**INFORMATION SUPPLIED**
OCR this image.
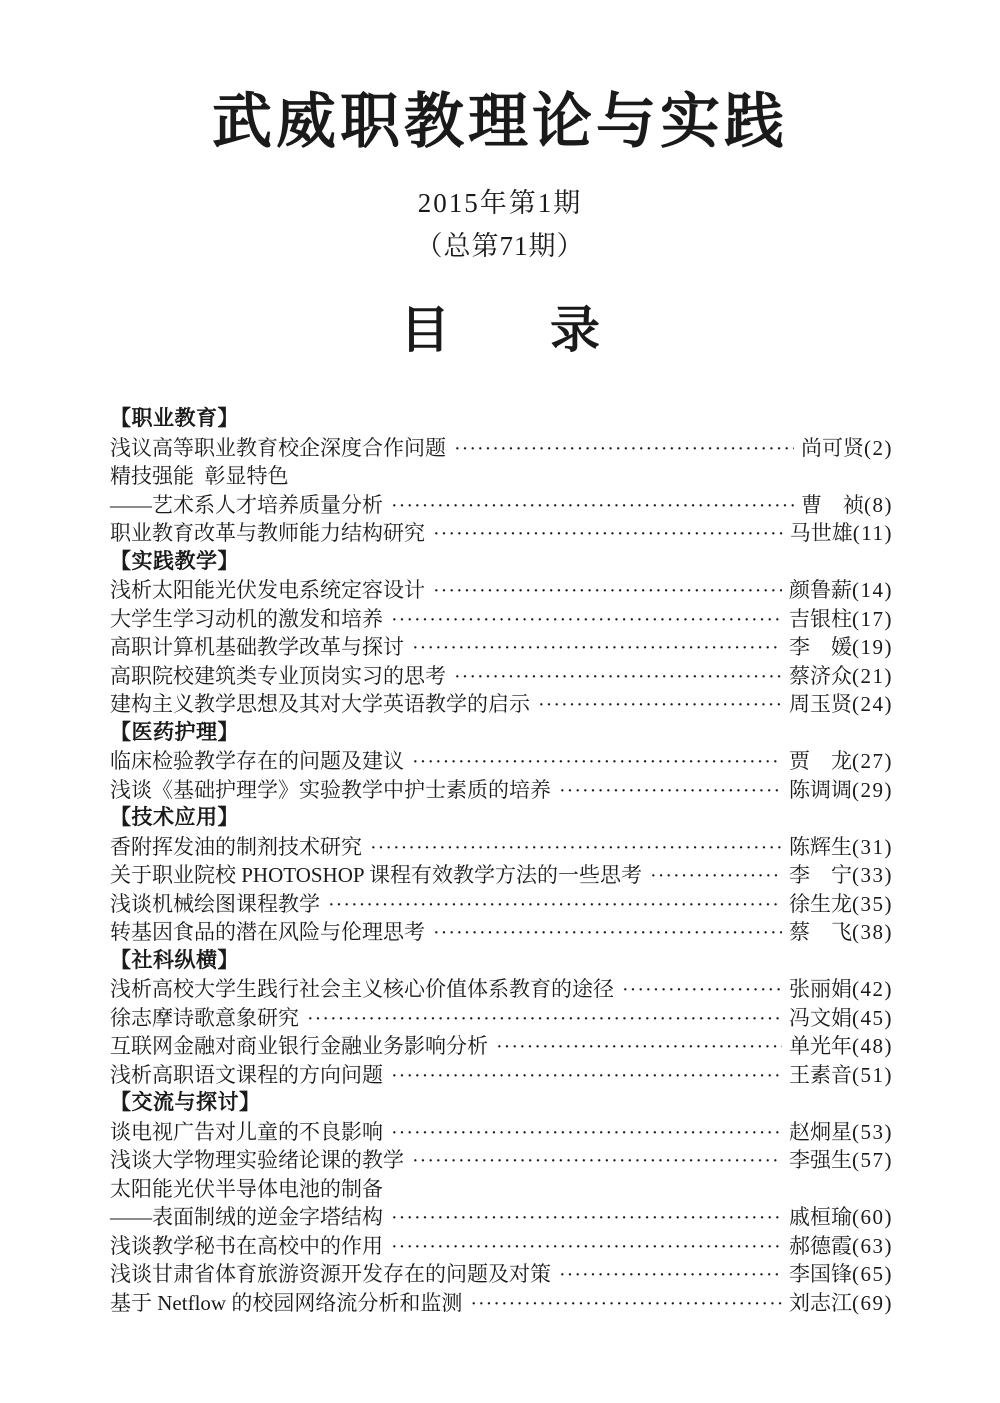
武威职教理论与实践
2015年第1期
（总第71期）
目　　录
【职业教育】
浅议高等职业教育校企深度合作问题 ·····	尚可贤 (2)
精技强能 彰显特色
——艺术系人才培养质量分析 ·····	曹　祯 (8)
职业教育改革与教师能力结构研究 ·····	马世雄 (11)
【实践教学】
浅析太阳能光伏发电系统定容设计 ·····	颜鲁薪 (14)
大学生学习动机的激发和培养 ·····	吉银柱 (17)
高职计算机基础教学改革与探讨 ·····	李　媛 (19)
高职院校建筑类专业顶岗实习的思考 ·····	蔡济众 (21)
建构主义教学思想及其对大学英语教学的启示 ·····	周玉贤 (24)
【医药护理】
临床检验教学存在的问题及建议 ·····	贾　龙 (27)
浅谈《基础护理学》实验教学中护士素质的培养 ·····	陈调调 (29)
【技术应用】
香附挥发油的制剂技术研究 ·····	陈辉生 (31)
关于职业院校 PHOTOSHOP 课程有效教学方法的一些思考 ·····	李　宁 (33)
浅谈机械绘图课程教学 ·····	徐生龙 (35)
转基因食品的潜在风险与伦理思考 ·····	蔡　飞 (38)
【社科纵横】
浅析高校大学生践行社会主义核心价值体系教育的途径 ·····	张丽娟 (42)
徐志摩诗歌意象研究 ·····	冯文娟 (45)
互联网金融对商业银行金融业务影响分析 ·····	单光年 (48)
浅析高职语文课程的方向问题 ·····	王素音 (51)
【交流与探讨】
谈电视广告对儿童的不良影响 ·····	赵炯星 (53)
浅谈大学物理实验绪论课的教学 ·····	李强生 (57)
太阳能光伏半导体电池的制备
——表面制绒的逆金字塔结构 ·····	戚桓瑜 (60)
浅谈教学秘书在高校中的作用 ·····	郝德霞 (63)
浅谈甘肃省体育旅游资源开发存在的问题及对策 ·····	李国锋 (65)
基于 Netflow 的校园网络流分析和监测 ·····	刘志江 (69)
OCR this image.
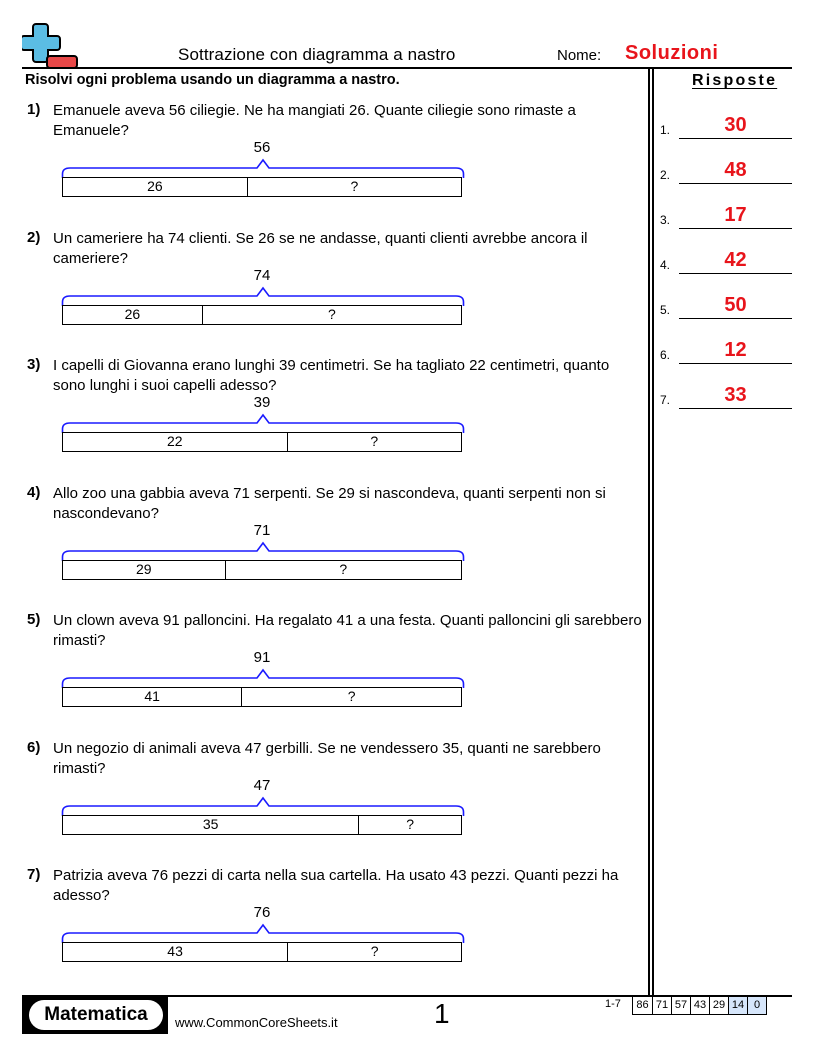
Sottrazione con diagramma a nastro	Nome: Soluzioni
Risolvi ogni problema usando un diagramma a nastro.	Risposte
1.	30
2.	48
3.	17
4.	42
5.	50
6.	12
7.	33
1) Emanuele aveva 56 ciliegie. Ne ha mangiati 26. Quante ciliegie sono rimaste a Emanuele?
56
26	?
2) Un cameriere ha 74 clienti. Se 26 se ne andasse, quanti clienti avrebbe ancora il cameriere?
74
26	?
3) I capelli di Giovanna erano lunghi 39 centimetri. Se ha tagliato 22 centimetri, quanto sono lunghi i suoi capelli adesso?
39
22	?
4) Allo zoo una gabbia aveva 71 serpenti. Se 29 si nascondeva, quanti serpenti non si nascondevano?
71
29	?
5) Un clown aveva 91 palloncini. Ha regalato 41 a una festa. Quanti palloncini gli sarebbero rimasti?
91
41	?
6) Un negozio di animali aveva 47 gerbilli. Se ne vendessero 35, quanti ne sarebbero rimasti?
47
35	?
7) Patrizia aveva 76 pezzi di carta nella sua cartella. Ha usato 43 pezzi. Quanti pezzi ha adesso?
76
43	?
Matematica	www.CommonCoreSheets.it	1	1-7	86 71 57 43 29 14 0
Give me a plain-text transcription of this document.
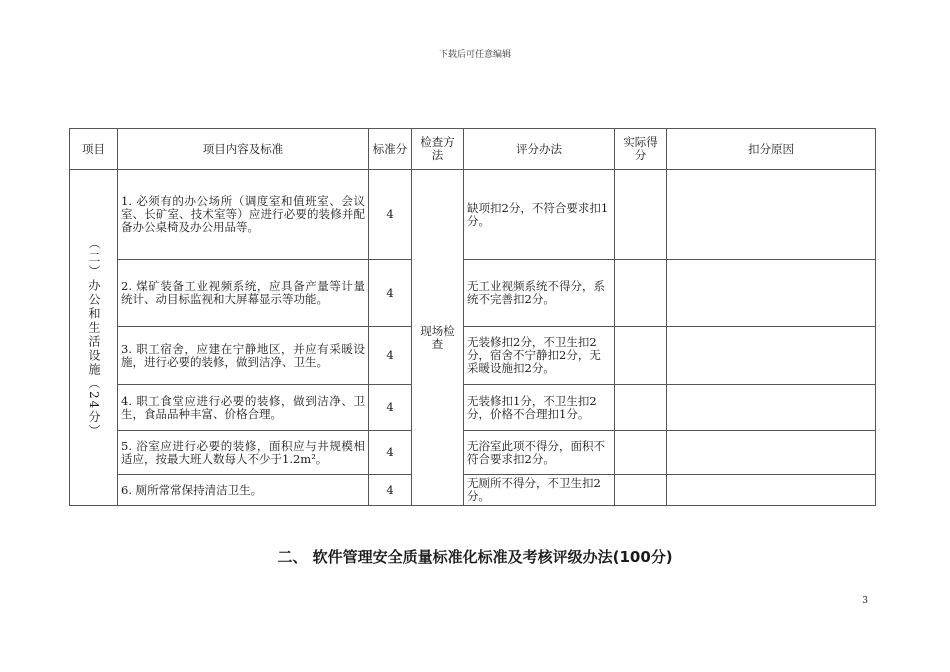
下载后可任意编辑
项目	项目内容及标准	标准分	检查方法	评分办法	实际得分	扣分原因

（二）办公和生活设施（24分）	1. 必须有的办公场所（调度室和值班室、会议室、长矿室、技术室等）应进行必要的装修并配备办公桌椅及办公用品等。	4	现场检查	缺项扣2分，不符合要求扣1分。		
	2. 煤矿装备工业视频系统，应具备产量等计量统计、动目标监视和大屏幕显示等功能。	4		无工业视频系统不得分，系统不完善扣2分。		
	3. 职工宿舍，应建在宁静地区，并应有采暖设施，进行必要的装修，做到洁净、卫生。	4		无装修扣2分，不卫生扣2分，宿舍不宁静扣2分，无采暖设施扣2分。		
	4. 职工食堂应进行必要的装修，做到洁净、卫生，食品品种丰富、价格合理。	4		无装修扣1分，不卫生扣2分，价格不合理扣1分。		
	5. 浴室应进行必要的装修，面积应与井规模相适应，按最大班人数每人不少于1.2m²。	4		无浴室此项不得分，面积不符合要求扣2分。		
	6. 厕所常常保持清洁卫生。	4		无厕所不得分，不卫生扣2分。		
二、 软件管理安全质量标准化标准及考核评级办法(100分)
3
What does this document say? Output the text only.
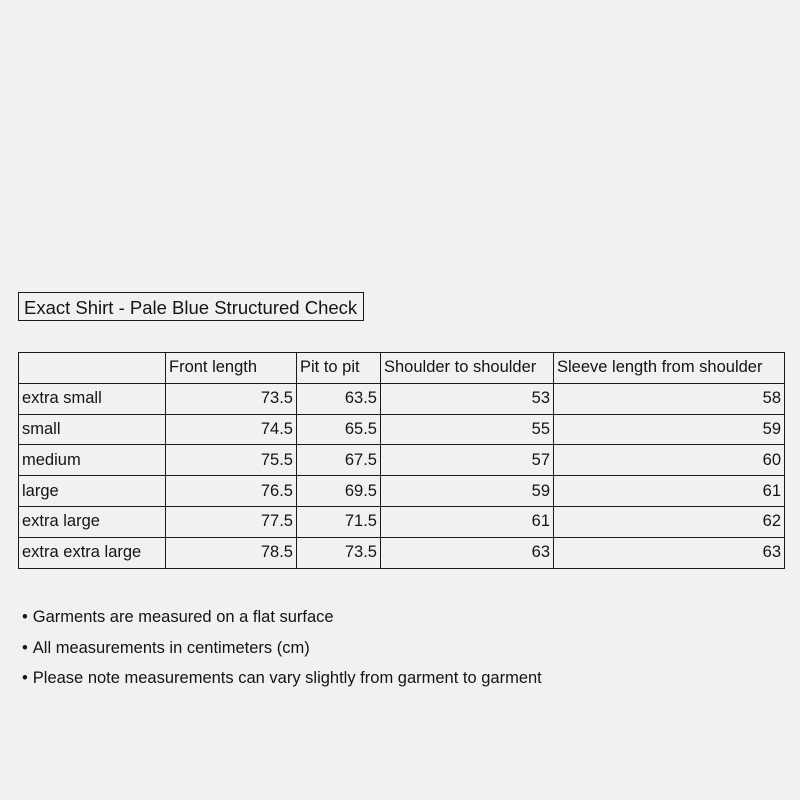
Exact Shirt - Pale Blue Structured Check
	Front length	Pit to pit	Shoulder to shoulder	Sleeve length from shoulder
extra small	73.5	63.5	53	58
small	74.5	65.5	55	59
medium	75.5	67.5	57	60
large	76.5	69.5	59	61
extra large	77.5	71.5	61	62
extra extra large	78.5	73.5	63	63
• Garments are measured on a flat surface
• All measurements in centimeters (cm)
• Please note measurements can vary slightly from garment to garment
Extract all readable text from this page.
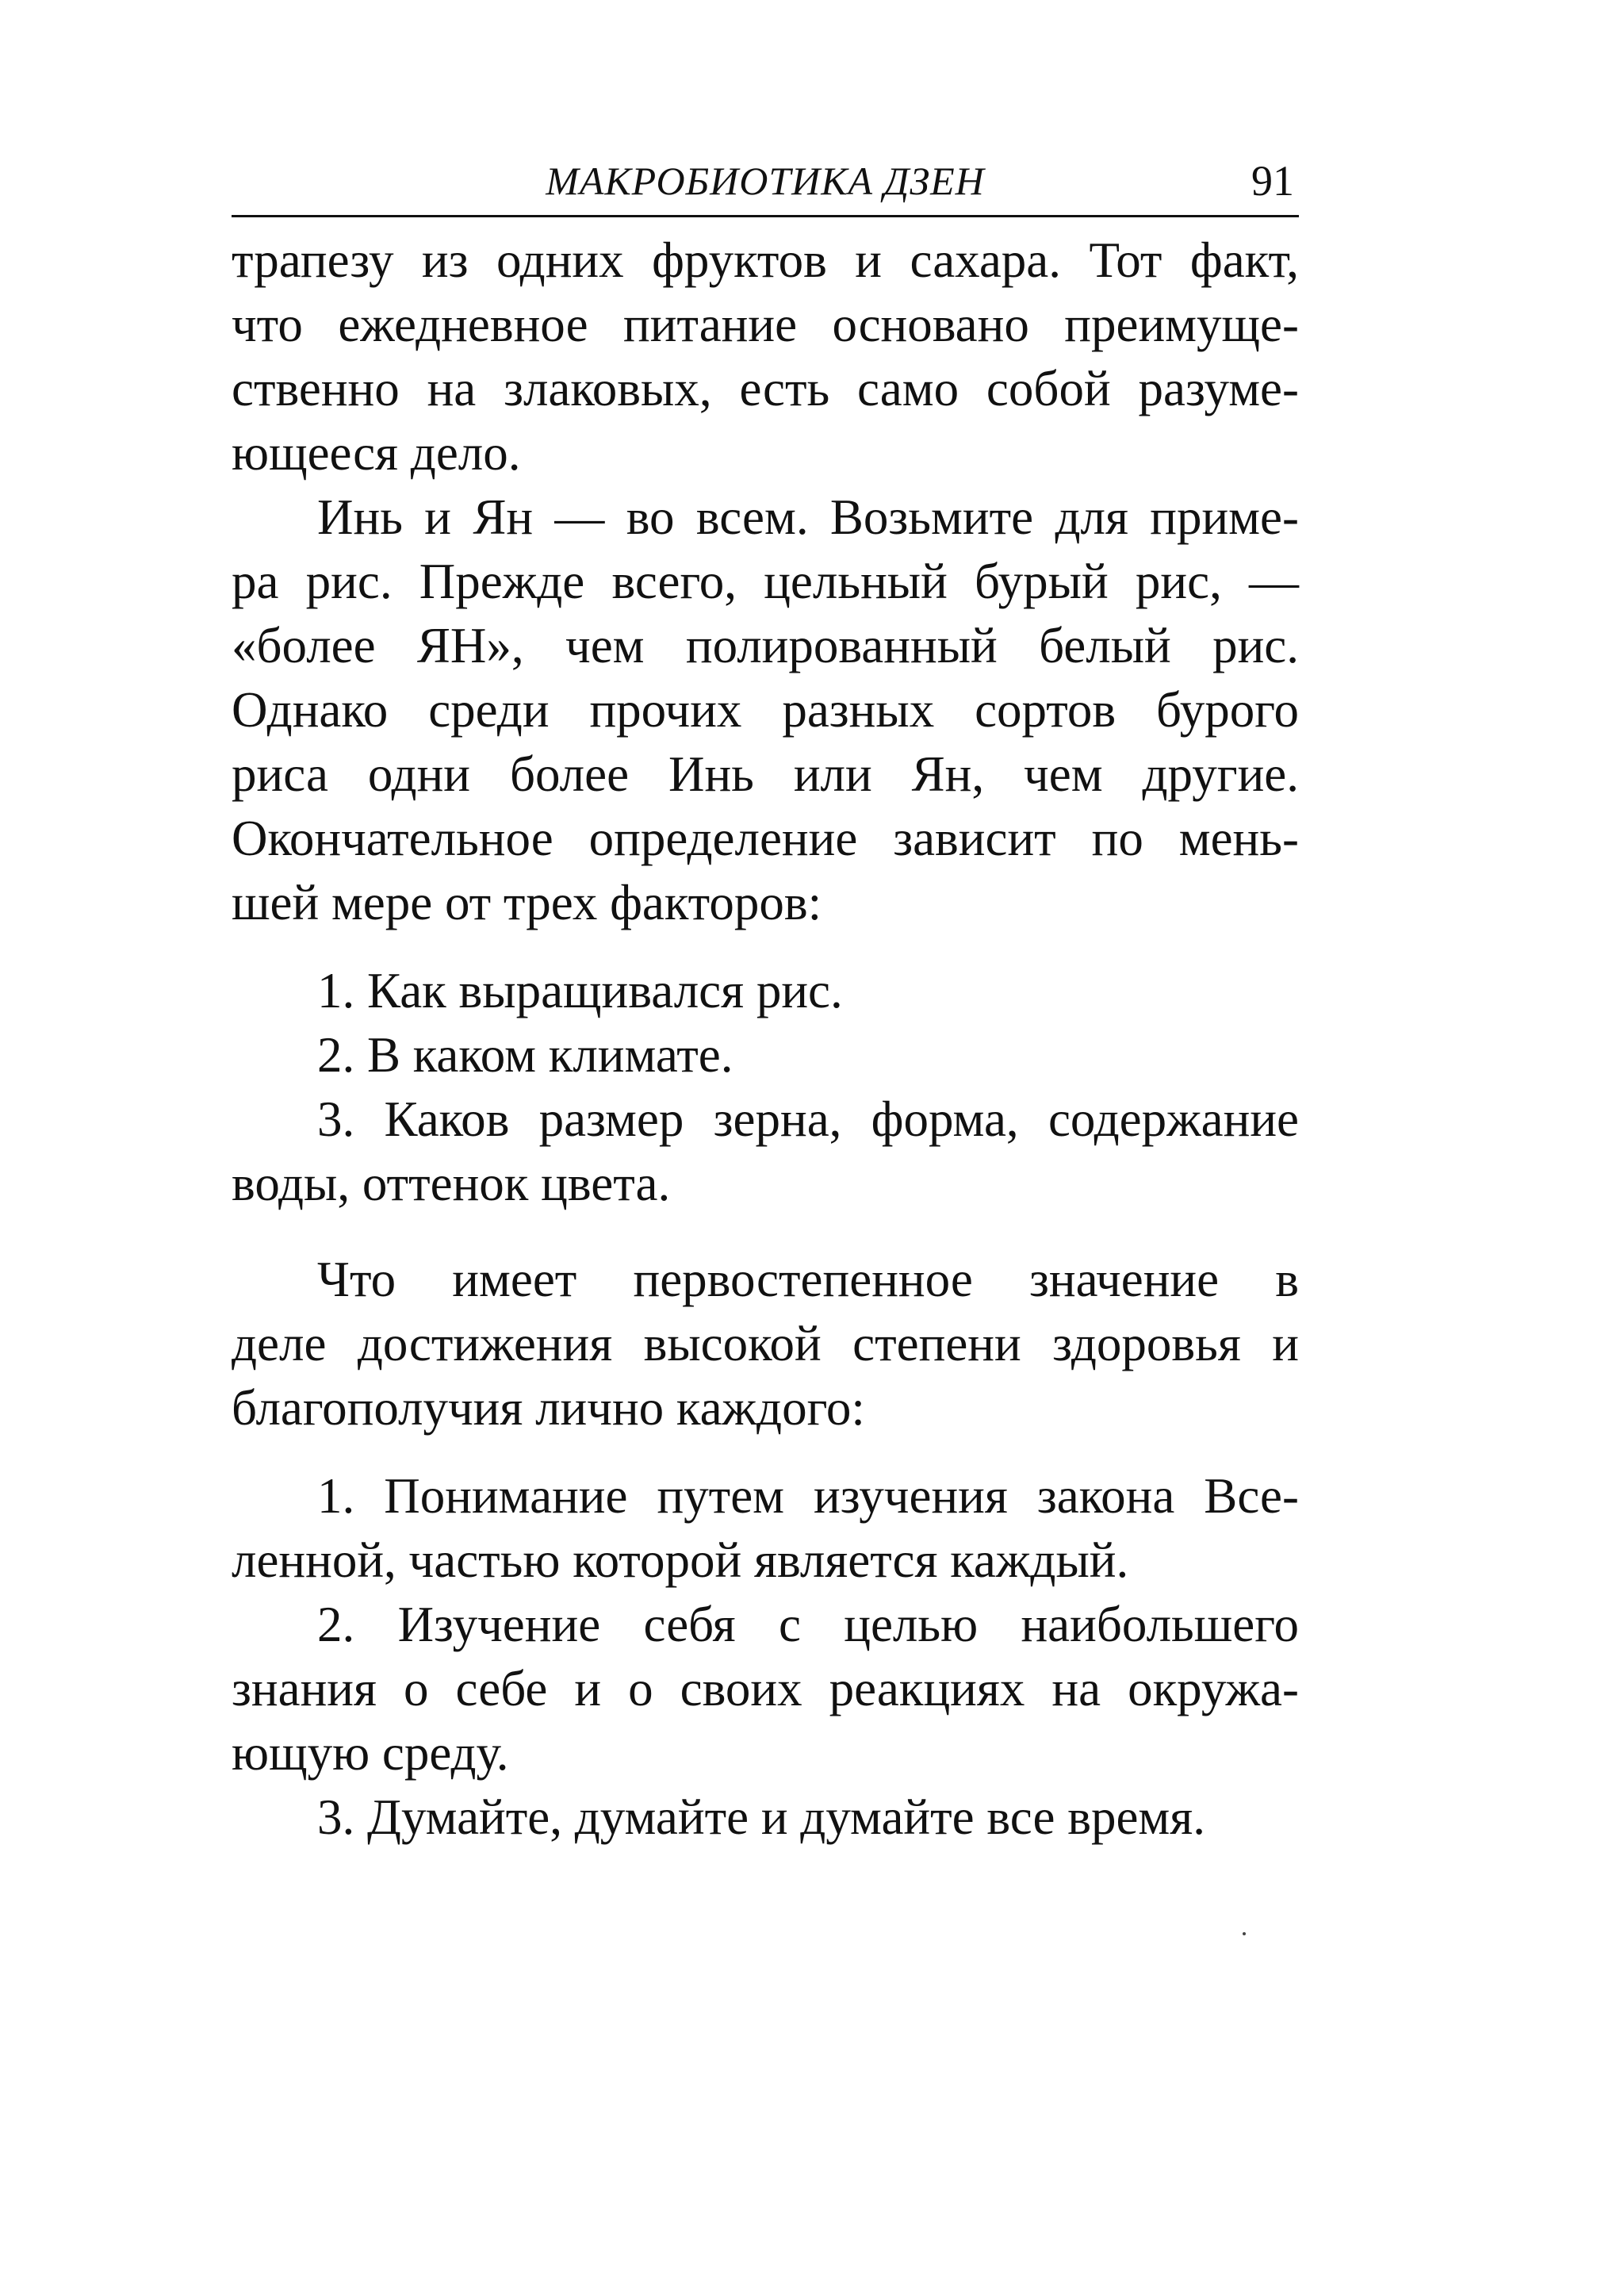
МАКРОБИОТИКА ДЗЕН	91
трапезу из одних фруктов и сахара. Тот факт,
что ежедневное питание основано преимуще-
ственно на злаковых, есть само собой разуме-
ющееся дело.
Инь и Ян — во всем. Возьмите для приме-
ра рис. Прежде всего, цельный бурый рис, —
«более ЯН», чем полированный белый рис.
Однако среди прочих разных сортов бурого
риса одни более Инь или Ян, чем другие.
Окончательное определение зависит по мень-
шей мере от трех факторов:
1. Как выращивался рис.
2. В каком климате.
3. Каков размер зерна, форма, содержание
воды, оттенок цвета.
Что имеет первостепенное значение в
деле достижения высокой степени здоровья и
благополучия лично каждого:
1. Понимание путем изучения закона Все-
ленной, частью которой является каждый.
2. Изучение себя с целью наибольшего
знания о себе и о своих реакциях на окружа-
ющую среду.
3. Думайте, думайте и думайте все время.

**REQUIREMENT**
Set out every line from the material that contains the string "做到洁净".

**ANSWER BELOW**
	3. 职工宿舍，应建在宁静地区，并应有采暖设施，进行必要的装修，做到洁净、卫生。	4		无装修扣2分，不卫生扣2分，宿舍不宁静扣2分，无采暖设施扣2分。		
	4. 职工食堂应进行必要的装修，做到洁净、卫生，食品品种丰富、价格合理。	4		无装修扣1分，不卫生扣2分，价格不合理扣1分。		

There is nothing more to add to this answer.